-- START TASK DATA --

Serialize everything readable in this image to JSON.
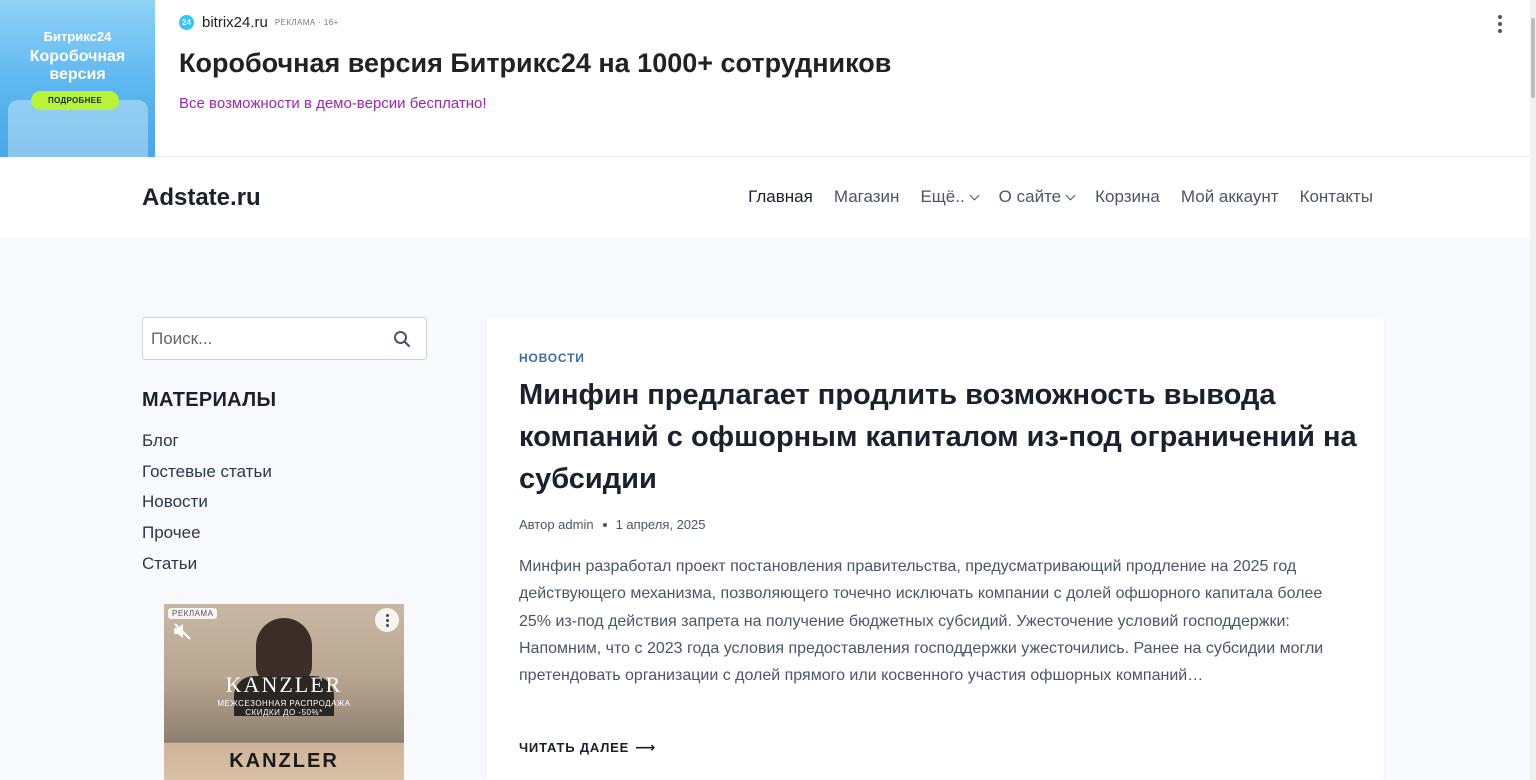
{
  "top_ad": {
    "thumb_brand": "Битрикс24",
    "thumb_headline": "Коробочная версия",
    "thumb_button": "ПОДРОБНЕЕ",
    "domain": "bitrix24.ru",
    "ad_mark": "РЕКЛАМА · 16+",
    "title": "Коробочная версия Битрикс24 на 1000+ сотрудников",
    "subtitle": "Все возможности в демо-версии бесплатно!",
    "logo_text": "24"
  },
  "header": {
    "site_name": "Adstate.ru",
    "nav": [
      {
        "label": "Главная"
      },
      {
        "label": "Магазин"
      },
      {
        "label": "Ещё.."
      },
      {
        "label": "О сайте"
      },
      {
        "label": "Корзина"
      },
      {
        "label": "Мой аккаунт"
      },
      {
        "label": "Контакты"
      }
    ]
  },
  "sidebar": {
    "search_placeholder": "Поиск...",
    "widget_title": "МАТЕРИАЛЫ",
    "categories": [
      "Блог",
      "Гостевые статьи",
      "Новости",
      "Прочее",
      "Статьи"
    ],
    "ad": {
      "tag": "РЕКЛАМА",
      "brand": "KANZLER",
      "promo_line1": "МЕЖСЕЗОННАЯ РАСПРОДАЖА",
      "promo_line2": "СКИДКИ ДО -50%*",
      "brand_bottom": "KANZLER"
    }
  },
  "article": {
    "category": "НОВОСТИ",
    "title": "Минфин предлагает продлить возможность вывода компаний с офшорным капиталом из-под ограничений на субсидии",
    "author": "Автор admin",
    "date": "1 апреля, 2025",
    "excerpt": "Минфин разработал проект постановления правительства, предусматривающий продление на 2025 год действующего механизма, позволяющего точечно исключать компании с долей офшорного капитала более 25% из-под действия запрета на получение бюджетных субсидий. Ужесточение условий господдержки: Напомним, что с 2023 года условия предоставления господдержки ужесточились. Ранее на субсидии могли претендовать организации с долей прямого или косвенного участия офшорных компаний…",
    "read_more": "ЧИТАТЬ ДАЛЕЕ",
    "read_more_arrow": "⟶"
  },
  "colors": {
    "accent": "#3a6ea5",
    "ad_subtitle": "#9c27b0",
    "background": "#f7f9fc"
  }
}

-- END TASK DATA --
-- START TASK DATA --

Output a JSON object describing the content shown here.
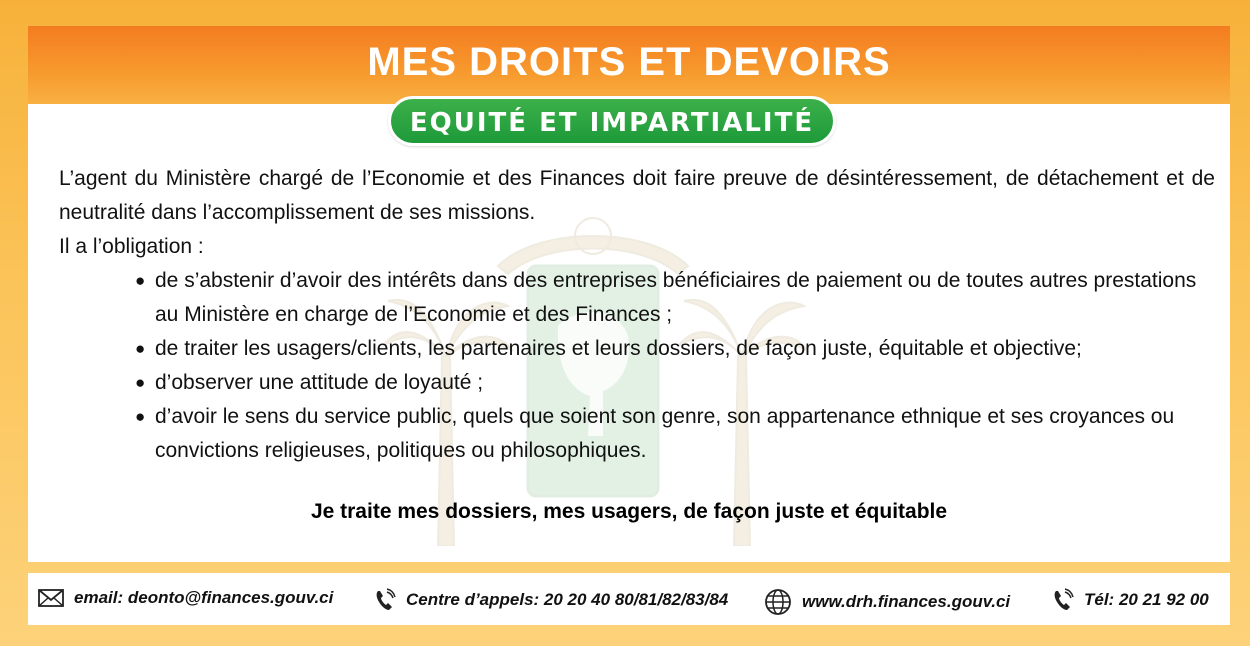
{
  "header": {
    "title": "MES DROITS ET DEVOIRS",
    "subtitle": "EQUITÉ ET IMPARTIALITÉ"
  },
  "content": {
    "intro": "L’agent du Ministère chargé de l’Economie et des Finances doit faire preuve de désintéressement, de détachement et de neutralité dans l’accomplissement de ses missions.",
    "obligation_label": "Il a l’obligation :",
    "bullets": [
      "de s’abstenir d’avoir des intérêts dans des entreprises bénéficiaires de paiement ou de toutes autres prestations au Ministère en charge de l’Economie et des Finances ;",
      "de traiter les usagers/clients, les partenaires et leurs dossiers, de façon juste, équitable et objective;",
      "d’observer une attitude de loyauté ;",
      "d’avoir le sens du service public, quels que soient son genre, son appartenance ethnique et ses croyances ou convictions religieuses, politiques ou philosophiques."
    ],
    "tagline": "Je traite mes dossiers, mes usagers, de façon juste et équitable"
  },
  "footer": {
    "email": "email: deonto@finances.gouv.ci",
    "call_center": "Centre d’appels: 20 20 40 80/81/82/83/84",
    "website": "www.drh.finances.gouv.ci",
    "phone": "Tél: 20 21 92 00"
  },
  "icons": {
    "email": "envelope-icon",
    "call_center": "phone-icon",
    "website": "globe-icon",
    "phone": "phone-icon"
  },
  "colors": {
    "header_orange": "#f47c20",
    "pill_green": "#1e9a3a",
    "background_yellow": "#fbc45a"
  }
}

-- END TASK DATA --

> [GIVEN EXERCISE] Reproduce each line of the entries in which the word "email" is found.

> [COMPLETED EXERCISE]
    "email": "email: deonto@finances.gouv.ci",
    "email": "envelope-icon",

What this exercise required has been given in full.